## What the exercise asks
Set down, in full, every record in the block.

## The data
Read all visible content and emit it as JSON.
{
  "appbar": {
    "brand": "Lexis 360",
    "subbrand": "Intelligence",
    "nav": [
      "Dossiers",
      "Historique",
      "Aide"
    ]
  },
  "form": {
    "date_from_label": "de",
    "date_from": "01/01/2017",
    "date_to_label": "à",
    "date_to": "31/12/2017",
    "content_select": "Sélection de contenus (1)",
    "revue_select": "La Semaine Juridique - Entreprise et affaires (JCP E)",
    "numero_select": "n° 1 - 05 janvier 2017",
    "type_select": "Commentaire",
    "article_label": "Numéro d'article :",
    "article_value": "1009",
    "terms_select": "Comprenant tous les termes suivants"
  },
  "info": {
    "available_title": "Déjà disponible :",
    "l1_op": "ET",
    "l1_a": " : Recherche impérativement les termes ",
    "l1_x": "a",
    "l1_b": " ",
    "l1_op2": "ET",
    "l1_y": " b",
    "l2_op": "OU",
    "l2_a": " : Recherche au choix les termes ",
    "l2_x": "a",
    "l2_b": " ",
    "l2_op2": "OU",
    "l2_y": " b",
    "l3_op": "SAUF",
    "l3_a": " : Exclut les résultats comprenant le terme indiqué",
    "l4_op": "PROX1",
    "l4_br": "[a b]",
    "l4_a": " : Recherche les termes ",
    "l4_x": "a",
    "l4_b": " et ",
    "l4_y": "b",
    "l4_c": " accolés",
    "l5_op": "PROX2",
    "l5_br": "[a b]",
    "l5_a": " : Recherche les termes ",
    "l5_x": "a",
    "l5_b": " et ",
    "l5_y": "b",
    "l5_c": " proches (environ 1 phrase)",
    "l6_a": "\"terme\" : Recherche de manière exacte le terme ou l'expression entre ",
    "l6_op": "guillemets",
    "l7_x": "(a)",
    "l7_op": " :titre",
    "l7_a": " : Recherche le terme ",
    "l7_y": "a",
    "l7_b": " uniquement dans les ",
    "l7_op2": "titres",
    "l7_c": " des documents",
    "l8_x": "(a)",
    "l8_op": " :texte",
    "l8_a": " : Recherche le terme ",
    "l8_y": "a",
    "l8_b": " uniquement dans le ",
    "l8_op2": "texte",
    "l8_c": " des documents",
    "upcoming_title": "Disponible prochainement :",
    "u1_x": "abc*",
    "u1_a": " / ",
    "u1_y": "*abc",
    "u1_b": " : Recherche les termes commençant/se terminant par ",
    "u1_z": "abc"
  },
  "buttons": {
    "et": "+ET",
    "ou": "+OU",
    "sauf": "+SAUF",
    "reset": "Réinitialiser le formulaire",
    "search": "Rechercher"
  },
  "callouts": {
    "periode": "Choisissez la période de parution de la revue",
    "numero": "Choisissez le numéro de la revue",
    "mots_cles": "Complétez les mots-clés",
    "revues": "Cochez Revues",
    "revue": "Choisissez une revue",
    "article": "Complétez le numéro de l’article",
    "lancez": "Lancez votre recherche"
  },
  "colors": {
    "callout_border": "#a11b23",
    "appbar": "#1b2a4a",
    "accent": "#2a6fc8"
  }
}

## Written answer
Read all visible content and emit it as JSON.
{
  "appbar": {
    "brand": "Lexis 360",
    "subbrand": "Intelligence",
    "nav": [
      "Dossiers",
      "Historique",
      "Aide"
    ]
  },
  "form": {
    "date_from_label": "de",
    "date_from": "01/01/2017",
    "date_to_label": "à",
    "date_to": "31/12/2017",
    "content_select": "Sélection de contenus (1)",
    "revue_select": "La Semaine Juridique - Entreprise et affaires (JCP E)",
    "numero_select": "n° 1 - 05 janvier 2017",
    "type_select": "Commentaire",
    "article_label": "Numéro d'article :",
    "article_value": "1009",
    "terms_select": "Comprenant tous les termes suivants"
  },
  "info": {
    "available_title": "Déjà disponible :",
    "l1_op": "ET",
    "l1_a": " : Recherche impérativement les termes ",
    "l1_x": "a",
    "l1_b": " ",
    "l1_op2": "ET",
    "l1_y": " b",
    "l2_op": "OU",
    "l2_a": " : Recherche au choix les termes ",
    "l2_x": "a",
    "l2_b": " ",
    "l2_op2": "OU",
    "l2_y": " b",
    "l3_op": "SAUF",
    "l3_a": " : Exclut les résultats comprenant le terme indiqué",
    "l4_op": "PROX1",
    "l4_br": "[a b]",
    "l4_a": " : Recherche les termes ",
    "l4_x": "a",
    "l4_b": " et ",
    "l4_y": "b",
    "l4_c": " accolés",
    "l5_op": "PROX2",
    "l5_br": "[a b]",
    "l5_a": " : Recherche les termes ",
    "l5_x": "a",
    "l5_b": " et ",
    "l5_y": "b",
    "l5_c": " proches (environ 1 phrase)",
    "l6_a": "\"terme\" : Recherche de manière exacte le terme ou l'expression entre ",
    "l6_op": "guillemets",
    "l7_x": "(a)",
    "l7_op": " :titre",
    "l7_a": " : Recherche le terme ",
    "l7_y": "a",
    "l7_b": " uniquement dans les ",
    "l7_op2": "titres",
    "l7_c": " des documents",
    "l8_x": "(a)",
    "l8_op": " :texte",
    "l8_a": " : Recherche le terme ",
    "l8_y": "a",
    "l8_b": " uniquement dans le ",
    "l8_op2": "texte",
    "l8_c": " des documents",
    "upcoming_title": "Disponible prochainement :",
    "u1_x": "abc*",
    "u1_a": " / ",
    "u1_y": "*abc",
    "u1_b": " : Recherche les termes commençant/se terminant par ",
    "u1_z": "abc"
  },
  "buttons": {
    "et": "+ET",
    "ou": "+OU",
    "sauf": "+SAUF",
    "reset": "Réinitialiser le formulaire",
    "search": "Rechercher"
  },
  "callouts": {
    "periode": "Choisissez la période de parution de la revue",
    "numero": "Choisissez le numéro de la revue",
    "mots_cles": "Complétez les mots-clés",
    "revues": "Cochez Revues",
    "revue": "Choisissez une revue",
    "article": "Complétez le numéro de l’article",
    "lancez": "Lancez votre recherche"
  },
  "colors": {
    "callout_border": "#a11b23",
    "appbar": "#1b2a4a",
    "accent": "#2a6fc8"
  }
}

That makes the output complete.